> [Listados de elementos y sus recuadros]
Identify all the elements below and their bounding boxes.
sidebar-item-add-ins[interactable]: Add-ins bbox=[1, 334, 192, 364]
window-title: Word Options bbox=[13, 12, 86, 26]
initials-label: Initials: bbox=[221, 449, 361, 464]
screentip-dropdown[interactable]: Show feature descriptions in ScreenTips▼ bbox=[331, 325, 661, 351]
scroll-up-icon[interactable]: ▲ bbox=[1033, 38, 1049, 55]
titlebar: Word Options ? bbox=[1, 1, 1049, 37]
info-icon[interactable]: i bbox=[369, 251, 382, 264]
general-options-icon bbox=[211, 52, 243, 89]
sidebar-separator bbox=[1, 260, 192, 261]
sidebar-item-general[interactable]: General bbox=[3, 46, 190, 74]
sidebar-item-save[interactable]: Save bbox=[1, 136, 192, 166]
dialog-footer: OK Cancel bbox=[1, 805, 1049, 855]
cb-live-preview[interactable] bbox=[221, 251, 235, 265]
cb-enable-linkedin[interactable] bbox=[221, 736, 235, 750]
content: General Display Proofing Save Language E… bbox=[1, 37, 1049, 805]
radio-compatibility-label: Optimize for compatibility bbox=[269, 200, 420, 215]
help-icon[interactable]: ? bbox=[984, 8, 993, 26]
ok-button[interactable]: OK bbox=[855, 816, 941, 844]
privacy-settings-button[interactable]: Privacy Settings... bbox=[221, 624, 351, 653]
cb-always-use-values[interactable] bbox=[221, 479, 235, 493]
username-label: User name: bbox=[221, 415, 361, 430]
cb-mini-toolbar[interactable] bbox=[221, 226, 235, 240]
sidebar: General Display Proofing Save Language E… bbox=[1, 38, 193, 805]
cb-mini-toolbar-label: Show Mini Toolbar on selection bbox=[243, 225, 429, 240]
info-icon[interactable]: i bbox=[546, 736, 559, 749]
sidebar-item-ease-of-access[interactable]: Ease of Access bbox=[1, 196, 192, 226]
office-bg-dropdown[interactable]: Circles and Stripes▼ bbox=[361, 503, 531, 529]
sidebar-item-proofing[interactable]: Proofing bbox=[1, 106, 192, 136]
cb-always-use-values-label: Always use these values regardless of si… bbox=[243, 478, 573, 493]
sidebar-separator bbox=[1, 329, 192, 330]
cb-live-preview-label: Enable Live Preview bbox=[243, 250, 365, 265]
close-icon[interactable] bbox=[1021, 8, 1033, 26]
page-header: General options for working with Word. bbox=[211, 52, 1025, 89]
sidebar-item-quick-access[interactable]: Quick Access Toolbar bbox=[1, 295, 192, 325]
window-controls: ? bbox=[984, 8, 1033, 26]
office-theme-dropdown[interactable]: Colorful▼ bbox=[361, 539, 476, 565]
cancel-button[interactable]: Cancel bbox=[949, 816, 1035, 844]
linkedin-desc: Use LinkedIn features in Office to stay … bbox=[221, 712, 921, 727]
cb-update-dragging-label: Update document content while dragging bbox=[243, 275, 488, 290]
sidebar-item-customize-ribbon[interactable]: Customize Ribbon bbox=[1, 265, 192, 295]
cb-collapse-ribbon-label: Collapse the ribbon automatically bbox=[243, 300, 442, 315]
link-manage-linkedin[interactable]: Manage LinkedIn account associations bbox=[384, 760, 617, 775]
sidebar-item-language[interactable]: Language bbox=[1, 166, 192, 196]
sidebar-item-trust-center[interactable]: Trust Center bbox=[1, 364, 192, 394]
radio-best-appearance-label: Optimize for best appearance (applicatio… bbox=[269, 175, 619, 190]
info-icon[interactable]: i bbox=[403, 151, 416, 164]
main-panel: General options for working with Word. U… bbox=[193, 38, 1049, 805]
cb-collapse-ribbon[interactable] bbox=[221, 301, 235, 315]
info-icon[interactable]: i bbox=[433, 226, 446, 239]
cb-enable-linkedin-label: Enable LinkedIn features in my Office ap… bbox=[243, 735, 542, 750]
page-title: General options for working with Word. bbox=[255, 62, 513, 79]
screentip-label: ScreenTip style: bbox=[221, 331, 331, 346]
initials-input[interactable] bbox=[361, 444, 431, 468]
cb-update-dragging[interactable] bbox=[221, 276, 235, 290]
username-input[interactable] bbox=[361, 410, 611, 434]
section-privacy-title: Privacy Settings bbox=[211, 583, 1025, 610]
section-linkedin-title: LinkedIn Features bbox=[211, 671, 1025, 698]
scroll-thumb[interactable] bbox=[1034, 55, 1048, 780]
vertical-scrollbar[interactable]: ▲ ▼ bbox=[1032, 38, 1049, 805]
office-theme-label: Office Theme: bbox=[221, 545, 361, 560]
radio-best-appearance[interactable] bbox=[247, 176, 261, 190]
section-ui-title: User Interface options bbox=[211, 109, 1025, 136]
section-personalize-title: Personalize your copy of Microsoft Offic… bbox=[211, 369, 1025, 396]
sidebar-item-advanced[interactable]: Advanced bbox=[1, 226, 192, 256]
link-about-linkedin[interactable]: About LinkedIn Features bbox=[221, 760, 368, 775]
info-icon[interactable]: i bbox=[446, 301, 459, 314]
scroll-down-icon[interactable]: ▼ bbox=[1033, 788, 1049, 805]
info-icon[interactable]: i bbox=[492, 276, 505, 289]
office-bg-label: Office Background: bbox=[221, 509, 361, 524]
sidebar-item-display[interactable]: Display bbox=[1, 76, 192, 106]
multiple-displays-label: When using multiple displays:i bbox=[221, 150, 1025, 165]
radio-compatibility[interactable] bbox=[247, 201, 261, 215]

> [Objetivo de la tarea] Dispón todas las filas anteriores como una lista numerada, omitiendo las líneas en blanco.

> [Respuesta completa]
1. Identify all the elements below and their bounding boxes.
2. sidebar-item-add-ins[interactable]: Add-ins bbox=[1, 334, 192, 364]
3. window-title: Word Options bbox=[13, 12, 86, 26]
4. initials-label: Initials: bbox=[221, 449, 361, 464]
5. screentip-dropdown[interactable]: Show feature descriptions in ScreenTips▼ bbox=[331, 325, 661, 351]
6. scroll-up-icon[interactable]: ▲ bbox=[1033, 38, 1049, 55]
7. titlebar: Word Options ? bbox=[1, 1, 1049, 37]
8. info-icon[interactable]: i bbox=[369, 251, 382, 264]
9. general-options-icon bbox=[211, 52, 243, 89]
10. sidebar-separator bbox=[1, 260, 192, 261]
11. sidebar-item-general[interactable]: General bbox=[3, 46, 190, 74]
12. sidebar-item-save[interactable]: Save bbox=[1, 136, 192, 166]
13. dialog-footer: OK Cancel bbox=[1, 805, 1049, 855]
14. cb-live-preview[interactable] bbox=[221, 251, 235, 265]
15. cb-enable-linkedin[interactable] bbox=[221, 736, 235, 750]
16. content: General Display Proofing Save Language E… bbox=[1, 37, 1049, 805]
17. radio-compatibility-label: Optimize for compatibility bbox=[269, 200, 420, 215]
18. help-icon[interactable]: ? bbox=[984, 8, 993, 26]
19. ok-button[interactable]: OK bbox=[855, 816, 941, 844]
20. privacy-settings-button[interactable]: Privacy Settings... bbox=[221, 624, 351, 653]
21. cb-always-use-values[interactable] bbox=[221, 479, 235, 493]
22. username-label: User name: bbox=[221, 415, 361, 430]
23. cb-mini-toolbar[interactable] bbox=[221, 226, 235, 240]
24. sidebar: General Display Proofing Save Language E… bbox=[1, 38, 193, 805]
25. cb-mini-toolbar-label: Show Mini Toolbar on selection bbox=[243, 225, 429, 240]
26. info-icon[interactable]: i bbox=[546, 736, 559, 749]
27. sidebar-item-ease-of-access[interactable]: Ease of Access bbox=[1, 196, 192, 226]
28. office-bg-dropdown[interactable]: Circles and Stripes▼ bbox=[361, 503, 531, 529]
29. sidebar-item-proofing[interactable]: Proofing bbox=[1, 106, 192, 136]
30. cb-always-use-values-label: Always use these values regardless of si… bbox=[243, 478, 573, 493]
31. sidebar-separator bbox=[1, 329, 192, 330]
32. cb-live-preview-label: Enable Live Preview bbox=[243, 250, 365, 265]
33. close-icon[interactable] bbox=[1021, 8, 1033, 26]
34. page-header: General options for working with Word. bbox=[211, 52, 1025, 89]
35. sidebar-item-quick-access[interactable]: Quick Access Toolbar bbox=[1, 295, 192, 325]
36. window-controls: ? bbox=[984, 8, 1033, 26]
37. office-theme-dropdown[interactable]: Colorful▼ bbox=[361, 539, 476, 565]
38. cancel-button[interactable]: Cancel bbox=[949, 816, 1035, 844]
39. linkedin-desc: Use LinkedIn features in Office to stay … bbox=[221, 712, 921, 727]
40. cb-update-dragging-label: Update document content while dragging bbox=[243, 275, 488, 290]
41. sidebar-item-customize-ribbon[interactable]: Customize Ribbon bbox=[1, 265, 192, 295]
42. cb-collapse-ribbon-label: Collapse the ribbon automatically bbox=[243, 300, 442, 315]
43. link-manage-linkedin[interactable]: Manage LinkedIn account associations bbox=[384, 760, 617, 775]
44. sidebar-item-language[interactable]: Language bbox=[1, 166, 192, 196]
45. sidebar-item-trust-center[interactable]: Trust Center bbox=[1, 364, 192, 394]
46. radio-best-appearance-label: Optimize for best appearance (applicatio… bbox=[269, 175, 619, 190]
47. info-icon[interactable]: i bbox=[403, 151, 416, 164]
48. main-panel: General options for working with Word. U… bbox=[193, 38, 1049, 805]
49. cb-collapse-ribbon[interactable] bbox=[221, 301, 235, 315]
50. info-icon[interactable]: i bbox=[433, 226, 446, 239]
51. cb-enable-linkedin-label: Enable LinkedIn features in my Office ap… bbox=[243, 735, 542, 750]
52. page-title: General options for working with Word. bbox=[255, 62, 513, 79]
53. screentip-label: ScreenTip style: bbox=[221, 331, 331, 346]
54. initials-input[interactable] bbox=[361, 444, 431, 468]
55. cb-update-dragging[interactable] bbox=[221, 276, 235, 290]
56. username-input[interactable] bbox=[361, 410, 611, 434]
57. section-privacy-title: Privacy Settings bbox=[211, 583, 1025, 610]
58. section-linkedin-title: LinkedIn Features bbox=[211, 671, 1025, 698]
59. scroll-thumb[interactable] bbox=[1034, 55, 1048, 780]
60. vertical-scrollbar[interactable]: ▲ ▼ bbox=[1032, 38, 1049, 805]
61. office-theme-label: Office Theme: bbox=[221, 545, 361, 560]
62. radio-best-appearance[interactable] bbox=[247, 176, 261, 190]
63. section-ui-title: User Interface options bbox=[211, 109, 1025, 136]
64. section-personalize-title: Personalize your copy of Microsoft Offic… bbox=[211, 369, 1025, 396]
65. sidebar-item-advanced[interactable]: Advanced bbox=[1, 226, 192, 256]
66. link-about-linkedin[interactable]: About LinkedIn Features bbox=[221, 760, 368, 775]
67. info-icon[interactable]: i bbox=[446, 301, 459, 314]
68. scroll-down-icon[interactable]: ▼ bbox=[1033, 788, 1049, 805]
69. info-icon[interactable]: i bbox=[492, 276, 505, 289]
70. office-bg-label: Office Background: bbox=[221, 509, 361, 524]
71. sidebar-item-display[interactable]: Display bbox=[1, 76, 192, 106]
72. multiple-displays-label: When using multiple displays:i bbox=[221, 150, 1025, 165]
73. radio-compatibility[interactable] bbox=[247, 201, 261, 215]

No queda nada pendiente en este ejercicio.